> _DO THIS_
Lines containing the word "Khám" are to be counted; state their number and nothing further.

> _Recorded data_

::::

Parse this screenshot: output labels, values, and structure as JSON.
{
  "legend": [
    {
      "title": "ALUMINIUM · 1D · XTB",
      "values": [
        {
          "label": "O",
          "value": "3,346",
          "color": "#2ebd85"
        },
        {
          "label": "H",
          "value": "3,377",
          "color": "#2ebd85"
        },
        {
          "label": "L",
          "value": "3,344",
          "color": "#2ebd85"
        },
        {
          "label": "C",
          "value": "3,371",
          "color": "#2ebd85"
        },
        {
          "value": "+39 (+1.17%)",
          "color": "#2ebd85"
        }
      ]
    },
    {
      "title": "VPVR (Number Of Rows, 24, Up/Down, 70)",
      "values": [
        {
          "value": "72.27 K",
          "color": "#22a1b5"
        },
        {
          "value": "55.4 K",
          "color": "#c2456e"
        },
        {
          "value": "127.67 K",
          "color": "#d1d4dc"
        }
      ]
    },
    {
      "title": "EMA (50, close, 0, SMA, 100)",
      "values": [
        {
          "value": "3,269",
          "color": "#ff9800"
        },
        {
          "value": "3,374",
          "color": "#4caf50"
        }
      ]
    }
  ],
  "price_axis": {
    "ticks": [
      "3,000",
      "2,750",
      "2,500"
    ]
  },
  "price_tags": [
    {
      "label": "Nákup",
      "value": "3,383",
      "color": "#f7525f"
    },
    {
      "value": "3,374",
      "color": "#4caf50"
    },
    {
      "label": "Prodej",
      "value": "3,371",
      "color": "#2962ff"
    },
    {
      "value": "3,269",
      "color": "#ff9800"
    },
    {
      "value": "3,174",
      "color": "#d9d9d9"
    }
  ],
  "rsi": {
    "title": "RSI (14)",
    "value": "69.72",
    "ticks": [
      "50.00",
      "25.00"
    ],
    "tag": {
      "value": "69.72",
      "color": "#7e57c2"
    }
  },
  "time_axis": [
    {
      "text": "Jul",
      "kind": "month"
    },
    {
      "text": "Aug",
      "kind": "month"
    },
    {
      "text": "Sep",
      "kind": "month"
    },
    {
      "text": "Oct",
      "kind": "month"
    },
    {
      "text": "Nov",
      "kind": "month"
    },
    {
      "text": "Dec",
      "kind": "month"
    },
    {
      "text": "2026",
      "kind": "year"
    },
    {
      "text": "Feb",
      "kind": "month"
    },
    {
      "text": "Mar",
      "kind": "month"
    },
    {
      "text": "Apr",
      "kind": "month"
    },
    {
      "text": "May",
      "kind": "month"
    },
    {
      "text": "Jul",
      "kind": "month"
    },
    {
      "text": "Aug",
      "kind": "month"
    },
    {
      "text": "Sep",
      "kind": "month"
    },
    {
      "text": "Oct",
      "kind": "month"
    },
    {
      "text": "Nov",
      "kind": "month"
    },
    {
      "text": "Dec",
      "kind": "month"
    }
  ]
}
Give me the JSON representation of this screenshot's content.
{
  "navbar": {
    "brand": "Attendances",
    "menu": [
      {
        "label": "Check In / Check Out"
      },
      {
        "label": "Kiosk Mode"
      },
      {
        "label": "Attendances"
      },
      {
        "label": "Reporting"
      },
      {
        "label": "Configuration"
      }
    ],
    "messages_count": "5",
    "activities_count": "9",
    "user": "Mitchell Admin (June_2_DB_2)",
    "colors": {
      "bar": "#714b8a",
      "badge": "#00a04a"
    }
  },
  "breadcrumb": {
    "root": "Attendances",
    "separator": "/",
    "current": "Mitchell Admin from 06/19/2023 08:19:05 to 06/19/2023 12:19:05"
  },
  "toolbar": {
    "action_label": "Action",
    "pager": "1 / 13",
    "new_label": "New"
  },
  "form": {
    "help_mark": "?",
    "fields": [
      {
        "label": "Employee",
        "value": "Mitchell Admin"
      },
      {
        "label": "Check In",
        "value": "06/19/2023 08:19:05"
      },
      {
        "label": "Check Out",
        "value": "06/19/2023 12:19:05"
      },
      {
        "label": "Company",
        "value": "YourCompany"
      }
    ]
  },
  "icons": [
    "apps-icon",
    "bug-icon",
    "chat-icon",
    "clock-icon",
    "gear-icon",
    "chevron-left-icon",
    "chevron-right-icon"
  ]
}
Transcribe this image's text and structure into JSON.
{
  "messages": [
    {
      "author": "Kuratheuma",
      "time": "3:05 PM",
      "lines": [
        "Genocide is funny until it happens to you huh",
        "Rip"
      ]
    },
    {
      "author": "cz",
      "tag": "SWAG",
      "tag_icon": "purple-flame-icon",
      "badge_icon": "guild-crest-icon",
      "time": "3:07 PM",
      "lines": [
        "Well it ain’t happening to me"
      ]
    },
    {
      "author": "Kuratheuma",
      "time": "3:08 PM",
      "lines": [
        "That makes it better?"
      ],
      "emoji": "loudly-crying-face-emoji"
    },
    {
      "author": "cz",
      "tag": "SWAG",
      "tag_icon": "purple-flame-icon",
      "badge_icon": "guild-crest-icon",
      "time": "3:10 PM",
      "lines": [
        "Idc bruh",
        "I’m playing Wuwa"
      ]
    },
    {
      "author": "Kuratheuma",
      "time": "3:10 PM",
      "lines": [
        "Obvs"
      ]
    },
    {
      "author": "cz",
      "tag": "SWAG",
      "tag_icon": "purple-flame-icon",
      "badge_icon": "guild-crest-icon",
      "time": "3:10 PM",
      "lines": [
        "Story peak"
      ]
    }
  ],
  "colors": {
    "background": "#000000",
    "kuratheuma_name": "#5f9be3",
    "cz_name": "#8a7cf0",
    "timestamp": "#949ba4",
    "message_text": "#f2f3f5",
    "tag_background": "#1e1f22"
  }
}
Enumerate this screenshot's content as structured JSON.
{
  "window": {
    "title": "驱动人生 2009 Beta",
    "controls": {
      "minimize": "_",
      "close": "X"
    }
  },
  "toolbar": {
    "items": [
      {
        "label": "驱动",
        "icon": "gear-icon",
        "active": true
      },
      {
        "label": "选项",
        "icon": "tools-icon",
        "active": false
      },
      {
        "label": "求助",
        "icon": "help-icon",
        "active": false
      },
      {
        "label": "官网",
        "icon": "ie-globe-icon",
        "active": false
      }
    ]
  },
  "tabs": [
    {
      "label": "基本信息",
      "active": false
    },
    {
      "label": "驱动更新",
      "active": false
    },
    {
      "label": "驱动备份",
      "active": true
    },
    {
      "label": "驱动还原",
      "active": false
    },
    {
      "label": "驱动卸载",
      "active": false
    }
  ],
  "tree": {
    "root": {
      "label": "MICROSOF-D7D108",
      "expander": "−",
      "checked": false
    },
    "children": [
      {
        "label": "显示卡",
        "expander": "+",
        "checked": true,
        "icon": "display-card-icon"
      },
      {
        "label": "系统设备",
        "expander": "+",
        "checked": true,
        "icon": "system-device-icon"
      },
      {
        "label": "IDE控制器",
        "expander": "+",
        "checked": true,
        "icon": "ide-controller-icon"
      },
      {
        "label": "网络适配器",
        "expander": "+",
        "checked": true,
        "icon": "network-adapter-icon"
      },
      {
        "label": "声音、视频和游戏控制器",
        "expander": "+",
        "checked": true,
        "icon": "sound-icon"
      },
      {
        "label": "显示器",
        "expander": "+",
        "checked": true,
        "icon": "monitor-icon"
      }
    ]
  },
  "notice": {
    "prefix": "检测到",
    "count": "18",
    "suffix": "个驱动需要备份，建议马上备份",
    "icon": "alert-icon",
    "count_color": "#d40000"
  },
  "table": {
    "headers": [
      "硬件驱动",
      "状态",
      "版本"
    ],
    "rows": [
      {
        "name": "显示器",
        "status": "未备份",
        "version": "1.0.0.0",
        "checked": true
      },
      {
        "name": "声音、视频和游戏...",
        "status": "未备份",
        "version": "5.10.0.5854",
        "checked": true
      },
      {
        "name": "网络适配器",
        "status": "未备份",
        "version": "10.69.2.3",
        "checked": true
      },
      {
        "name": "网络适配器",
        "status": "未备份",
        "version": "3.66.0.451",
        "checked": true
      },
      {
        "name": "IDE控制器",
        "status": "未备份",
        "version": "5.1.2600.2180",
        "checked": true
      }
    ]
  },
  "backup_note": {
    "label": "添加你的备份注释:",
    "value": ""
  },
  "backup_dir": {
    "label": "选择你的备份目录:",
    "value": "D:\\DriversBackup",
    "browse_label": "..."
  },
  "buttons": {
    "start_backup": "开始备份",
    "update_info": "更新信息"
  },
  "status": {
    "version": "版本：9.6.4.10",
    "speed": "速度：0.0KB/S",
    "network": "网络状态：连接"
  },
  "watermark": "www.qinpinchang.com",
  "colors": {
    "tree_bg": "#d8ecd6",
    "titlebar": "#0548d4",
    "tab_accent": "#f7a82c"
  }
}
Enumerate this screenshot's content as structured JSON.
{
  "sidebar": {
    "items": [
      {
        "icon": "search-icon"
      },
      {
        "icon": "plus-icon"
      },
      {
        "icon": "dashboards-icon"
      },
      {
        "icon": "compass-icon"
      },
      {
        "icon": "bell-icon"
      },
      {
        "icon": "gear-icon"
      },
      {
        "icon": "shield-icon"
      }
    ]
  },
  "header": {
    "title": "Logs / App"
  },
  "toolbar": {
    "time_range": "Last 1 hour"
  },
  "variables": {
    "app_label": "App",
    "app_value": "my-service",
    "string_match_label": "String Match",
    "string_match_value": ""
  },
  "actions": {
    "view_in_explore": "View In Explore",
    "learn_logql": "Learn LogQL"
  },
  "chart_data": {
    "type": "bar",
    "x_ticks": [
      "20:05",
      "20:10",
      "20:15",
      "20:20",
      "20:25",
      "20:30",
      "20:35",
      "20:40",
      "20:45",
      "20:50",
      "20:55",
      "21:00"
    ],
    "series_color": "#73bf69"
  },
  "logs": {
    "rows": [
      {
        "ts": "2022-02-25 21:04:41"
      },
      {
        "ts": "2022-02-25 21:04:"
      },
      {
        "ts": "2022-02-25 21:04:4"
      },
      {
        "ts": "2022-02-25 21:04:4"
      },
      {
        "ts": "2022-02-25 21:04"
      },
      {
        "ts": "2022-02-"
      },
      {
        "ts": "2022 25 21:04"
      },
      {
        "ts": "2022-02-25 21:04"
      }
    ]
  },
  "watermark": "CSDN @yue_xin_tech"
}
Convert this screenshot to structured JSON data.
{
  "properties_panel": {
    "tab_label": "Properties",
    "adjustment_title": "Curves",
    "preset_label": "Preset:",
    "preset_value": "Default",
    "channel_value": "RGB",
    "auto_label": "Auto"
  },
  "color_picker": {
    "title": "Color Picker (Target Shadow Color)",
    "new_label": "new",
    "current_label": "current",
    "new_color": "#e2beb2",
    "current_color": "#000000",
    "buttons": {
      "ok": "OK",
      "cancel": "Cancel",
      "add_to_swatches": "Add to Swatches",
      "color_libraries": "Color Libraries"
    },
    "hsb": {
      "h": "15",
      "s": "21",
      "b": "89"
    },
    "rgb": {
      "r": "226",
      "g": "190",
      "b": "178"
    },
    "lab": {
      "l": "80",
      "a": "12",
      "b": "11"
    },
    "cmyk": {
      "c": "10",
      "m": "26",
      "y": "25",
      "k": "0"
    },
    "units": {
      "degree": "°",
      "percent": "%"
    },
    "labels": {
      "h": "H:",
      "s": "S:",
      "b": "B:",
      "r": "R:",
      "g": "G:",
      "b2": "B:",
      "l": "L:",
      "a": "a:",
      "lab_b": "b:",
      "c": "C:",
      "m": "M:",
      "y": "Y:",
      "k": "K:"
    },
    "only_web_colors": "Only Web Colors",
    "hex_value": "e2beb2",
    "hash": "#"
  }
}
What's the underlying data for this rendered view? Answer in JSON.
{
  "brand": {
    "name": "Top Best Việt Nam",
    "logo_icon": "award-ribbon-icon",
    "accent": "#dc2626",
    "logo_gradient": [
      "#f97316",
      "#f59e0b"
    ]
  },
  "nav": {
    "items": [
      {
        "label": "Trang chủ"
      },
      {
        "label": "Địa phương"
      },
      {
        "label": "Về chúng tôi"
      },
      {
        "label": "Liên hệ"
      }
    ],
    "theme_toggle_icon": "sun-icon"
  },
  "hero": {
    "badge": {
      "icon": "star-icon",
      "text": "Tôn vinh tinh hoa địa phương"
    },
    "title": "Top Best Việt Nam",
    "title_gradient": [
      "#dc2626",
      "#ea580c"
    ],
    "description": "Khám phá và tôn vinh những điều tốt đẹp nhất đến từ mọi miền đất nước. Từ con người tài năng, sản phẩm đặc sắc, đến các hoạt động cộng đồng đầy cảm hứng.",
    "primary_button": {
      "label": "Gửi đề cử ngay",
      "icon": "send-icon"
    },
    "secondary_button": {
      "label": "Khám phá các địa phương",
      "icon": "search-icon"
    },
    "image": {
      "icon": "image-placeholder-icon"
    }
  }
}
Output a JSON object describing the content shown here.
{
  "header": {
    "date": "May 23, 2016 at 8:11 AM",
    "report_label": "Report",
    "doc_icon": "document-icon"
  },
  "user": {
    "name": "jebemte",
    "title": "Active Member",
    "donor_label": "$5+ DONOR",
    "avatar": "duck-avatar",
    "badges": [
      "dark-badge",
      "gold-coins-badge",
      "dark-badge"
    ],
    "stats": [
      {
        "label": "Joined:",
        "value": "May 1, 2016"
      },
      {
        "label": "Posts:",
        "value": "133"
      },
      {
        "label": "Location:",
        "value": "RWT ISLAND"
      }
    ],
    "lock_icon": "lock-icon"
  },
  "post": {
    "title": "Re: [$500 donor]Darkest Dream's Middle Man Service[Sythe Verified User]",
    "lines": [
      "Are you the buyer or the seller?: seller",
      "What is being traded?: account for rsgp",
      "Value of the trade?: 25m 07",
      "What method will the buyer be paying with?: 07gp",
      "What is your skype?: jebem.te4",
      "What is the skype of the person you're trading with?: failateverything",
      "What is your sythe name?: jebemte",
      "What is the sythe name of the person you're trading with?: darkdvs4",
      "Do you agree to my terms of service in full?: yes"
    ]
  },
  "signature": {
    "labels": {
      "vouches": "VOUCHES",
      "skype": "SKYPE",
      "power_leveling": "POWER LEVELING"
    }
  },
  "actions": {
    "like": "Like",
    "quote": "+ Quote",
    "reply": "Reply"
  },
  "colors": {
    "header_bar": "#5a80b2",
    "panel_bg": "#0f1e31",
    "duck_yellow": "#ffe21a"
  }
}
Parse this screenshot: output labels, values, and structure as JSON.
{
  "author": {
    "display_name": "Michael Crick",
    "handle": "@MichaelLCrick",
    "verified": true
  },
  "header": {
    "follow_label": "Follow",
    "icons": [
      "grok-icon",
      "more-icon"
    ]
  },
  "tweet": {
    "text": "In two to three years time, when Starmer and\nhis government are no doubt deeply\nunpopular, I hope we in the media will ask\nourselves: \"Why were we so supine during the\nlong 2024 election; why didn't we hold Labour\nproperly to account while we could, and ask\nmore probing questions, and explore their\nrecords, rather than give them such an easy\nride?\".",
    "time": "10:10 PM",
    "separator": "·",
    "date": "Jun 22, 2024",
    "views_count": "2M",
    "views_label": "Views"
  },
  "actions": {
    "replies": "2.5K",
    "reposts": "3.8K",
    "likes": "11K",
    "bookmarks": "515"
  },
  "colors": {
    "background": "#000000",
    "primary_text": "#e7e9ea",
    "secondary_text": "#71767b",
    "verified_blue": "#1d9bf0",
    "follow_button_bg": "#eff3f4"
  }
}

::::

> _THE COMPLETED TASK_
2